Read the lines that follow and pick out every one containing the word "家常豆腐".

__Dataset records__:
## Begin

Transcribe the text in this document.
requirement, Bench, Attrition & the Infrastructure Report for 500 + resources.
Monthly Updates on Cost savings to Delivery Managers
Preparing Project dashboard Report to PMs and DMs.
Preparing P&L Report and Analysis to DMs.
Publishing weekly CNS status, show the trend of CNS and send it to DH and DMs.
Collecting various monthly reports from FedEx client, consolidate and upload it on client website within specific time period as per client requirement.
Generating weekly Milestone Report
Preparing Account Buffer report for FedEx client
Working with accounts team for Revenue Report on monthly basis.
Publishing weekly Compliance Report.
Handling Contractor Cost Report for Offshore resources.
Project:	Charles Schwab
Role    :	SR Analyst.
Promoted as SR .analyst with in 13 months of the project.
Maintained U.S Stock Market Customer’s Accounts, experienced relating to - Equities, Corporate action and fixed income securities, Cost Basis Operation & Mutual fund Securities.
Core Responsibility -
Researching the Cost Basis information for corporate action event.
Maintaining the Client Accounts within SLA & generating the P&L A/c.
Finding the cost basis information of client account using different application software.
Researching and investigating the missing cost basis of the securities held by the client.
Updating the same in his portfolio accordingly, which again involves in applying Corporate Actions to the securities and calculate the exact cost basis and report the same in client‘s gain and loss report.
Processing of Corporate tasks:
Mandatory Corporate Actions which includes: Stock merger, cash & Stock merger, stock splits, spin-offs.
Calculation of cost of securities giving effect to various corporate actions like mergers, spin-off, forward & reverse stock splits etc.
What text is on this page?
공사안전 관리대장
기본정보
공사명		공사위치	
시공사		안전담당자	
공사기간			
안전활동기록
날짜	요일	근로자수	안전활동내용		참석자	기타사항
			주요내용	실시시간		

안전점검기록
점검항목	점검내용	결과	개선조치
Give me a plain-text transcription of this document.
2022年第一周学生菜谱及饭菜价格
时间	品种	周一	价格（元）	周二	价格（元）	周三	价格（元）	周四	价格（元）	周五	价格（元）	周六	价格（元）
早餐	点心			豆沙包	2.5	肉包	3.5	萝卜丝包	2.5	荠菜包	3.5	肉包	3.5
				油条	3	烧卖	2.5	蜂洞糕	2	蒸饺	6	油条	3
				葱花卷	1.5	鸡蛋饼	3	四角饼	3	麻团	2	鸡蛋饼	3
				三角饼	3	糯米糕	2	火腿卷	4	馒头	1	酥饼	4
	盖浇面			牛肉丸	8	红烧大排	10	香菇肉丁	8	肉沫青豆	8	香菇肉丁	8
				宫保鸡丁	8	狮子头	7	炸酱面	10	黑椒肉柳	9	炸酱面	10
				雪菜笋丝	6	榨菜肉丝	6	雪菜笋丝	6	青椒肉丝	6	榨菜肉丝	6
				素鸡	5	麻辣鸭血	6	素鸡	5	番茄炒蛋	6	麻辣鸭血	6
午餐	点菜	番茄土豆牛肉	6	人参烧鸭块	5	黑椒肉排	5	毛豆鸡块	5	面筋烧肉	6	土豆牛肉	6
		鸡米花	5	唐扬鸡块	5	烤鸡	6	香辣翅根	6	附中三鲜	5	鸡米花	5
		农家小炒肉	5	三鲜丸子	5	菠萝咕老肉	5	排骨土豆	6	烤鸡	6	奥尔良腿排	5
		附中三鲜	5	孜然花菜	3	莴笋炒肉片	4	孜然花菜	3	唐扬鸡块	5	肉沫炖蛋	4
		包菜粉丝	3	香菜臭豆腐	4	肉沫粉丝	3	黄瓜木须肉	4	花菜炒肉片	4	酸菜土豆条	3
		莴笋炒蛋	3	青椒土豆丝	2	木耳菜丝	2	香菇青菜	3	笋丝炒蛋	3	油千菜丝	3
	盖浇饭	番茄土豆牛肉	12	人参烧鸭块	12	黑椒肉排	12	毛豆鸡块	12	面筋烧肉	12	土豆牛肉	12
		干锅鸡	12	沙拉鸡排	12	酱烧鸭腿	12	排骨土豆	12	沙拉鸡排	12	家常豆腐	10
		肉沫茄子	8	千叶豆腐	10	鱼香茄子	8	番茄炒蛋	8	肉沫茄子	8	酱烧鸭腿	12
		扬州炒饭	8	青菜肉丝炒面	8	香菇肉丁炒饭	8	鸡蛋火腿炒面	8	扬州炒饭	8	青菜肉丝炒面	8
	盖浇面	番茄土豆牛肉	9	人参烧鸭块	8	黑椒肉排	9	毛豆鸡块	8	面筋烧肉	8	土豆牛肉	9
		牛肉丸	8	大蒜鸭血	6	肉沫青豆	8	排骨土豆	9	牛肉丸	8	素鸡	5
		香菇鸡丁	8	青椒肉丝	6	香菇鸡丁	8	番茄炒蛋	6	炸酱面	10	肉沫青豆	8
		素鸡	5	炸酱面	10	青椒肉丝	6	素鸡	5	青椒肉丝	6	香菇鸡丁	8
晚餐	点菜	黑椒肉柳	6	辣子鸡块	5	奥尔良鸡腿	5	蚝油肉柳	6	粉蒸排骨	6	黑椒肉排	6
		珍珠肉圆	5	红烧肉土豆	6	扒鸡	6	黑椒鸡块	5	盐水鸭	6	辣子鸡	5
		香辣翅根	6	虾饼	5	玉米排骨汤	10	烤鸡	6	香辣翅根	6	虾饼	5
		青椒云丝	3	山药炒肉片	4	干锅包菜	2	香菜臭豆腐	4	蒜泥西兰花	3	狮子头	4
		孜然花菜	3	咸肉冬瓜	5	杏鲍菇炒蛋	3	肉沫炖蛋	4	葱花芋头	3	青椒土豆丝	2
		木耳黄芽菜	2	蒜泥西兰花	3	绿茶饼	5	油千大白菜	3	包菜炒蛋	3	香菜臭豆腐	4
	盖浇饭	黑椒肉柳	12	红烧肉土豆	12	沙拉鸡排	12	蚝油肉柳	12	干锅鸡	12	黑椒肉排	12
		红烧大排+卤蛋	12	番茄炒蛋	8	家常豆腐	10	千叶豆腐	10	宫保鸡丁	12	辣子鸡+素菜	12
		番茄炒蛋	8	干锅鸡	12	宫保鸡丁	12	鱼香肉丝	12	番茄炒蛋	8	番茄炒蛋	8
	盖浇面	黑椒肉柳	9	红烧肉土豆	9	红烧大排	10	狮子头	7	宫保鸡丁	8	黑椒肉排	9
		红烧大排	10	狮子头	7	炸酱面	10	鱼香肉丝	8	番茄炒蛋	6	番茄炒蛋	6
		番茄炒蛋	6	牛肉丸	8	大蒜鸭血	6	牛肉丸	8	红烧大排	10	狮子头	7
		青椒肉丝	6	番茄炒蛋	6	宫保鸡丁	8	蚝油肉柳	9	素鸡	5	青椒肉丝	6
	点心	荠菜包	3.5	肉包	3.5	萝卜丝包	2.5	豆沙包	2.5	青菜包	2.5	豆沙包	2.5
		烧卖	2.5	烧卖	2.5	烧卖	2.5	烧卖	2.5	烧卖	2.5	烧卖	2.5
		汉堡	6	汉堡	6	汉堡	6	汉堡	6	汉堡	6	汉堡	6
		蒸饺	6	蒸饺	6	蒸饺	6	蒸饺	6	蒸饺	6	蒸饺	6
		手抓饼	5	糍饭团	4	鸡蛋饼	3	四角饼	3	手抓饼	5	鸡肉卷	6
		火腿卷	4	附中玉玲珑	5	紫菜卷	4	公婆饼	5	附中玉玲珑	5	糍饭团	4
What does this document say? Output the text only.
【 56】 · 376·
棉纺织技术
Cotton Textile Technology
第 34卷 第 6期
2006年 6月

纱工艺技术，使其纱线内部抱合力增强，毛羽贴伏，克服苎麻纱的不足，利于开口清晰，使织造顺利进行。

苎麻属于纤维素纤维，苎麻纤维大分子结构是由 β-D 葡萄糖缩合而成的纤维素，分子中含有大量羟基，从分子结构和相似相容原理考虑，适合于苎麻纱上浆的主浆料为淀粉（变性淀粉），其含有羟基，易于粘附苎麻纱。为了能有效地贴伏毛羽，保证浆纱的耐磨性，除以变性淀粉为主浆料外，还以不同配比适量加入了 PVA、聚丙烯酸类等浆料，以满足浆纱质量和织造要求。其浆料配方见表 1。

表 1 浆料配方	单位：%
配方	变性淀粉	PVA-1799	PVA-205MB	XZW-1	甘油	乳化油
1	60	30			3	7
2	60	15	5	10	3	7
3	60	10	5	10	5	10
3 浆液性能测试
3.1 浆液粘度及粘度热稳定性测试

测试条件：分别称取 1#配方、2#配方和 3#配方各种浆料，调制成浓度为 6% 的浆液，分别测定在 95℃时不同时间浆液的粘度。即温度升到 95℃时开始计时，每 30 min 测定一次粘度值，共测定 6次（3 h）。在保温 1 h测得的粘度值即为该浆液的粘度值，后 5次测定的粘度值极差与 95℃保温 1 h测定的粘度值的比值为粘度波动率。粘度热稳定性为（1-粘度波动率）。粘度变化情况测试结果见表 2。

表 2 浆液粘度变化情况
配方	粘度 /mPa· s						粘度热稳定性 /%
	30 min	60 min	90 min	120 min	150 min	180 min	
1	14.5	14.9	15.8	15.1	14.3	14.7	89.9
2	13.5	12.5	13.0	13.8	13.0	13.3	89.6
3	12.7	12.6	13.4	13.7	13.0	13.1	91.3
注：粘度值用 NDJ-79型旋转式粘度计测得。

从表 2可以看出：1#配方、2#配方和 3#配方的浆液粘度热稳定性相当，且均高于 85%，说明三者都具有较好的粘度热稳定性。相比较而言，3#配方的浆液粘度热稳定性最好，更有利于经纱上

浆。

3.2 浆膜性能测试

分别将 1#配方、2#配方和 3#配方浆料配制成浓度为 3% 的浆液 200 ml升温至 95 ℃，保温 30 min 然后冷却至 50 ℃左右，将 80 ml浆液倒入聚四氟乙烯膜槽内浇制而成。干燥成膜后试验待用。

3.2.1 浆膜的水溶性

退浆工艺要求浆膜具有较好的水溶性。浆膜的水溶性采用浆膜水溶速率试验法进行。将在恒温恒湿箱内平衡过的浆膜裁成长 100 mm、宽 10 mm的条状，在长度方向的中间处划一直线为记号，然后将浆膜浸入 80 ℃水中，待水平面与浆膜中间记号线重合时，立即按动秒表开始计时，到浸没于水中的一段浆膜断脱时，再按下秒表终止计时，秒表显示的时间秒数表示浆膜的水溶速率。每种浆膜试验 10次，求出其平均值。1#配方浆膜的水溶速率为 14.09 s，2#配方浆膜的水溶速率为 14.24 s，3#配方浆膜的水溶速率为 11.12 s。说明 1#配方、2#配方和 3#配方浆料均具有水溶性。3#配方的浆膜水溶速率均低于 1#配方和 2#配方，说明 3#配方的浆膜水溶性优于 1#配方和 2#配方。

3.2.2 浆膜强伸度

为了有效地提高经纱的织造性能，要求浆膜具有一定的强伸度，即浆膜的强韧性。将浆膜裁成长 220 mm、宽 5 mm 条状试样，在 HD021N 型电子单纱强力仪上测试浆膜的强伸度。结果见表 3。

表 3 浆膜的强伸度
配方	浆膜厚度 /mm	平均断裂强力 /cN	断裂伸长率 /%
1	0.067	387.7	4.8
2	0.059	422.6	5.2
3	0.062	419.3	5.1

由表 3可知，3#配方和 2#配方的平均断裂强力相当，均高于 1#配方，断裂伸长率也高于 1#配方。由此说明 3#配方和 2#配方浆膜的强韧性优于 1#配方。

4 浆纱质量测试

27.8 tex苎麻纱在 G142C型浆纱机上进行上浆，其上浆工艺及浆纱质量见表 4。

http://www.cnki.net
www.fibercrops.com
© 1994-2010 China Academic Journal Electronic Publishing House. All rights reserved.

## End

__Task answer__:
		干锅鸡	12	沙拉鸡排	12	酱烧鸭腿	12	排骨土豆	12	沙拉鸡排	12	家常豆腐	10
		红烧大排+卤蛋	12	番茄炒蛋	8	家常豆腐	10	千叶豆腐	10	宫保鸡丁	12	辣子鸡+素菜	12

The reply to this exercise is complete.